§ **What you are asked to do**
Give the number of lines in the data that contain "content", and nothing more.

§ **Items**
┄┄┄┄┄┄┄┄┄┄┄┄┄┄┄┄┄┄┄┄

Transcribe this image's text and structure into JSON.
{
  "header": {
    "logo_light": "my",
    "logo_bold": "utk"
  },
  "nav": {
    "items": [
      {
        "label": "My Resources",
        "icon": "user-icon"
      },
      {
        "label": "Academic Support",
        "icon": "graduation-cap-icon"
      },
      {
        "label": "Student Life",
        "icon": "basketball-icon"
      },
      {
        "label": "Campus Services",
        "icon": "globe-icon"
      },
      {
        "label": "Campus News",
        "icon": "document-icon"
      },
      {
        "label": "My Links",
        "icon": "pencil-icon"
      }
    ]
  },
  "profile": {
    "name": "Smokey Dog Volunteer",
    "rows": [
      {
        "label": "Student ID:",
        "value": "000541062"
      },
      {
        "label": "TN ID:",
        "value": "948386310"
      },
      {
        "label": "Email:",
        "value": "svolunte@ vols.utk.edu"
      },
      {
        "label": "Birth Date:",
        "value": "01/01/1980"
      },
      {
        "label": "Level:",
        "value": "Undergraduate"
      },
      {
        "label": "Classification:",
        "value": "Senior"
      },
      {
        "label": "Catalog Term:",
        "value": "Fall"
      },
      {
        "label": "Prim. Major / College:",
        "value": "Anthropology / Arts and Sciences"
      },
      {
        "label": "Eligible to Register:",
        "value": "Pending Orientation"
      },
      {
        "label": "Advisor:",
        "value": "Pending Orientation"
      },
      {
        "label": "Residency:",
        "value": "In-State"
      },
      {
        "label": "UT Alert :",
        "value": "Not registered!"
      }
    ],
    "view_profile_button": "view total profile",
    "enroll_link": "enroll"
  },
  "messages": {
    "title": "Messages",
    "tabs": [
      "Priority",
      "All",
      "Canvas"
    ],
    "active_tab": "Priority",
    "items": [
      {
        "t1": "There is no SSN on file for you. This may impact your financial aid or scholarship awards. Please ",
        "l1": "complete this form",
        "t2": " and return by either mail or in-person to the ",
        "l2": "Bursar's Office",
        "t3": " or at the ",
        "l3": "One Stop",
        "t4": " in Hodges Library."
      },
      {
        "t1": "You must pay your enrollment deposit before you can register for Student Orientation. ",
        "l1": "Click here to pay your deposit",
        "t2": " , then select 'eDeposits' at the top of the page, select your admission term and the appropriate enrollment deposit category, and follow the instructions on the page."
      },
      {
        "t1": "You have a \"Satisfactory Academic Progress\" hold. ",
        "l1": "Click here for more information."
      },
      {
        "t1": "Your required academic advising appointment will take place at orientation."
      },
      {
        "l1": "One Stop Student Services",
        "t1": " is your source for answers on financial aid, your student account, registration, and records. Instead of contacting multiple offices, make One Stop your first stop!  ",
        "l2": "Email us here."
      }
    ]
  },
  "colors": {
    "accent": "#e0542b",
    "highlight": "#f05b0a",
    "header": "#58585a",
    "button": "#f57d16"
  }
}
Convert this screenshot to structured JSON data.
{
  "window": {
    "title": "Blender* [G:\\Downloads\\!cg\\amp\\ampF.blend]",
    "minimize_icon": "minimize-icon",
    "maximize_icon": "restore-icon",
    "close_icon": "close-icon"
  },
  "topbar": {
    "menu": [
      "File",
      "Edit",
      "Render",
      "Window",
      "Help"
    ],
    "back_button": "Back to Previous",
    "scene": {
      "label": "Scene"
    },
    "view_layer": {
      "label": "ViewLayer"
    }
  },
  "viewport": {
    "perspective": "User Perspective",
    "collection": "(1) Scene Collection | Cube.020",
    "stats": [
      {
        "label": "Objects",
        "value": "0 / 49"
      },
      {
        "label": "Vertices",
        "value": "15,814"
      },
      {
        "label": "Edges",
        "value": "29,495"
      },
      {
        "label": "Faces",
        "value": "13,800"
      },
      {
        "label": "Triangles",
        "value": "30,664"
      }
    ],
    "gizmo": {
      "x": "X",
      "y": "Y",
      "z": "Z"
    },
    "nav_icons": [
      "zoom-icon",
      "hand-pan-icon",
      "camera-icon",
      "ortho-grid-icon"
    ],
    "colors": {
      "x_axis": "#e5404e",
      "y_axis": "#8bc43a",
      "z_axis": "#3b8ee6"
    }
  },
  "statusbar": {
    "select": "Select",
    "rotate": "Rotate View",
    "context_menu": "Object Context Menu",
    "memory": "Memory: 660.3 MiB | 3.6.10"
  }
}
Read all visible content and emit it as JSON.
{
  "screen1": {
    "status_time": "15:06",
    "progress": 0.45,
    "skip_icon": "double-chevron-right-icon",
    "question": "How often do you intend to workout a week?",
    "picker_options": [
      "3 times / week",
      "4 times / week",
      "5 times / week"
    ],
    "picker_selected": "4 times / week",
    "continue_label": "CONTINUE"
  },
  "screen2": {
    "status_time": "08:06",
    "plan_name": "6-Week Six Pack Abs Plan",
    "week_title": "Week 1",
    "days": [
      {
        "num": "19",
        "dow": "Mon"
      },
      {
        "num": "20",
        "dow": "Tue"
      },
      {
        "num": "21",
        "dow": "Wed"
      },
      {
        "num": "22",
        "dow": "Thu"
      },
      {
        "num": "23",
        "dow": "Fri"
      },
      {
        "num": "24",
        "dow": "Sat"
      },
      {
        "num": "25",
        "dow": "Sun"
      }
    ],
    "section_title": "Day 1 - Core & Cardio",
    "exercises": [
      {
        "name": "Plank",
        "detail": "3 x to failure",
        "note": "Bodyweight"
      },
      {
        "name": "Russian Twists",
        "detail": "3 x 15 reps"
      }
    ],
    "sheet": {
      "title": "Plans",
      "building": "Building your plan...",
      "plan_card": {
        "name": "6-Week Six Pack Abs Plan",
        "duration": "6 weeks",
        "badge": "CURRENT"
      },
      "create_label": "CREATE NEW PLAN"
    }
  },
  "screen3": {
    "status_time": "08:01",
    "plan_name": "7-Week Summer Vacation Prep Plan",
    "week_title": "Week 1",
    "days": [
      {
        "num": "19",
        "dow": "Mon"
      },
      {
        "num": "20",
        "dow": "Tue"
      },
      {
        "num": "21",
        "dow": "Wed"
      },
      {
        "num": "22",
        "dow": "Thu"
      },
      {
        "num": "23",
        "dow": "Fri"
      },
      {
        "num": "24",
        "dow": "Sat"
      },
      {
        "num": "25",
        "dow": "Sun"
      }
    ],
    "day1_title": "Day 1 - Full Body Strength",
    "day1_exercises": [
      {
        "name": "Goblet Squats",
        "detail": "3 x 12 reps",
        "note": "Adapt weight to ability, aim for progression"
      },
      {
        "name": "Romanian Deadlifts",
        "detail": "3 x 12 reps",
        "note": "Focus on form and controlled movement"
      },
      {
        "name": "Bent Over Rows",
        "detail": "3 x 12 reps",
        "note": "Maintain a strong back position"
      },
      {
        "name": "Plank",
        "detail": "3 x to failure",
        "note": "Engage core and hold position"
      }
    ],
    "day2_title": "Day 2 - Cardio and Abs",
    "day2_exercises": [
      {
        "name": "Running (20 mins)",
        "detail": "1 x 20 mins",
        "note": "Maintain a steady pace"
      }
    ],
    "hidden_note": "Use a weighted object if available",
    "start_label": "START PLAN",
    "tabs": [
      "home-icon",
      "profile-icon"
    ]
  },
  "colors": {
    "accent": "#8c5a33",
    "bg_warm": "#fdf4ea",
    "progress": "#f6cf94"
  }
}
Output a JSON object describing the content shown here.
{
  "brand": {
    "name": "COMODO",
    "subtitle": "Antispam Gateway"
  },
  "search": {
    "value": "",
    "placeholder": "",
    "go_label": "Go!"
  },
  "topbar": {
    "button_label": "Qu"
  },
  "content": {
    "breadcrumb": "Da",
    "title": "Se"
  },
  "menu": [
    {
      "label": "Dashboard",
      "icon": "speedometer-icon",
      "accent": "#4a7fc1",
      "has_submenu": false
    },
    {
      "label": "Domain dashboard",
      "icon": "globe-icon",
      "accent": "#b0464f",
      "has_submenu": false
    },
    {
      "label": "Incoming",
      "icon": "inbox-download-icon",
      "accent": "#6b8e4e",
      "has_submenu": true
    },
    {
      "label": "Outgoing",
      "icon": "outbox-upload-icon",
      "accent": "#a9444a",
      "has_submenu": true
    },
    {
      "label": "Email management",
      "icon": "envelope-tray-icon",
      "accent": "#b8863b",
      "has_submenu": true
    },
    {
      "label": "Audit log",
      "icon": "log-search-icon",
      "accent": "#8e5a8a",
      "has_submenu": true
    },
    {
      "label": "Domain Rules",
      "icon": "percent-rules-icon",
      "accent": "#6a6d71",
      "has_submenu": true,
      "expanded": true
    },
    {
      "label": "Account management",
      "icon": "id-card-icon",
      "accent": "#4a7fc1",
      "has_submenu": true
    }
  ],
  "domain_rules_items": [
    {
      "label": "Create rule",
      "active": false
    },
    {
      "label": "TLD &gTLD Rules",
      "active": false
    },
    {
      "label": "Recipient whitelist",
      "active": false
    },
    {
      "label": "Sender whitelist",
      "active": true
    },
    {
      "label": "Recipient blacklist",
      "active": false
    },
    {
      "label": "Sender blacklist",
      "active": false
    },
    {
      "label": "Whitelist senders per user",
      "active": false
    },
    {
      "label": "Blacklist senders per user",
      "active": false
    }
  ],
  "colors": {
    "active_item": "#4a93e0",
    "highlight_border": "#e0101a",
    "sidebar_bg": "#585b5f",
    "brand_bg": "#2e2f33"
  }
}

┄┄┄┄┄┄┄┄┄┄┄┄┄┄┄┄┄┄┄┄

§ **Full answer**
3